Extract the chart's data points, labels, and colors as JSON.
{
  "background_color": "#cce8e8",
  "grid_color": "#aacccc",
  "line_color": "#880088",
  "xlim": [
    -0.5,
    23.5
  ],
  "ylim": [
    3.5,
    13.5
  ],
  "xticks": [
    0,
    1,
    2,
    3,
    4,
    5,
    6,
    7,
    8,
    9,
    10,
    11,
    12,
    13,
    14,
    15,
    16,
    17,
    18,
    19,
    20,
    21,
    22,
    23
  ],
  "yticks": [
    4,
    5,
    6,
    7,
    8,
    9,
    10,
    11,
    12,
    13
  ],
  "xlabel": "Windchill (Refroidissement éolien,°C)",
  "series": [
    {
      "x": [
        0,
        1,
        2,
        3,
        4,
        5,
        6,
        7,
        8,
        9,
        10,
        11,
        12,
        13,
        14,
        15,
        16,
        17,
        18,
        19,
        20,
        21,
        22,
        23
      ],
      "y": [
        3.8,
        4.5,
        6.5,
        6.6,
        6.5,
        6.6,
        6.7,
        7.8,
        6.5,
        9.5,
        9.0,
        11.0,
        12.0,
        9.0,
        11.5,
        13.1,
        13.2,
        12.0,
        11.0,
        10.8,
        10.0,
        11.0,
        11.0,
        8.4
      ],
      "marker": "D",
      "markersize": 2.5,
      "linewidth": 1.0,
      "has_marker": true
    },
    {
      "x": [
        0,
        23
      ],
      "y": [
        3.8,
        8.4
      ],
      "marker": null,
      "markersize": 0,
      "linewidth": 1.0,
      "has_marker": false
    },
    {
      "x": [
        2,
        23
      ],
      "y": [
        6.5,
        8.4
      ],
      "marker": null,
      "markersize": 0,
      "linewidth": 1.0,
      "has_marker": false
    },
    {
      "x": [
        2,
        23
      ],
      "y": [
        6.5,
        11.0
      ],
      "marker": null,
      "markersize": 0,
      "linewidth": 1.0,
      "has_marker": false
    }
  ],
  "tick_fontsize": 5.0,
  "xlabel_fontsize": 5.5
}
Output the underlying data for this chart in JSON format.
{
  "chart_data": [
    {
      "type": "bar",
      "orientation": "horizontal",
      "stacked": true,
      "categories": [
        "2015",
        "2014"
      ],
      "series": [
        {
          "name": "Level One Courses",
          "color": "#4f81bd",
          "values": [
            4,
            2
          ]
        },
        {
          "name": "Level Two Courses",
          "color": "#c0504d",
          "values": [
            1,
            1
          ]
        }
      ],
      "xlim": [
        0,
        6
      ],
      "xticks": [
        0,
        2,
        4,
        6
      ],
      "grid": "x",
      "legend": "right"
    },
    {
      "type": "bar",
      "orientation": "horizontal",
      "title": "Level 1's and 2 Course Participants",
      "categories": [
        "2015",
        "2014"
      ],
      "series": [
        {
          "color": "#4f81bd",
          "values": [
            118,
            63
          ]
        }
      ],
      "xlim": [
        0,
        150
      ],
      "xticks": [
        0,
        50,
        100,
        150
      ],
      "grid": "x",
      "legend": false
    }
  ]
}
────────────────
* _What to do_
Display every line of the listing that contains the string "name".

* _Task output_
          "name": "Level One Courses",
          "name": "Level Two Courses",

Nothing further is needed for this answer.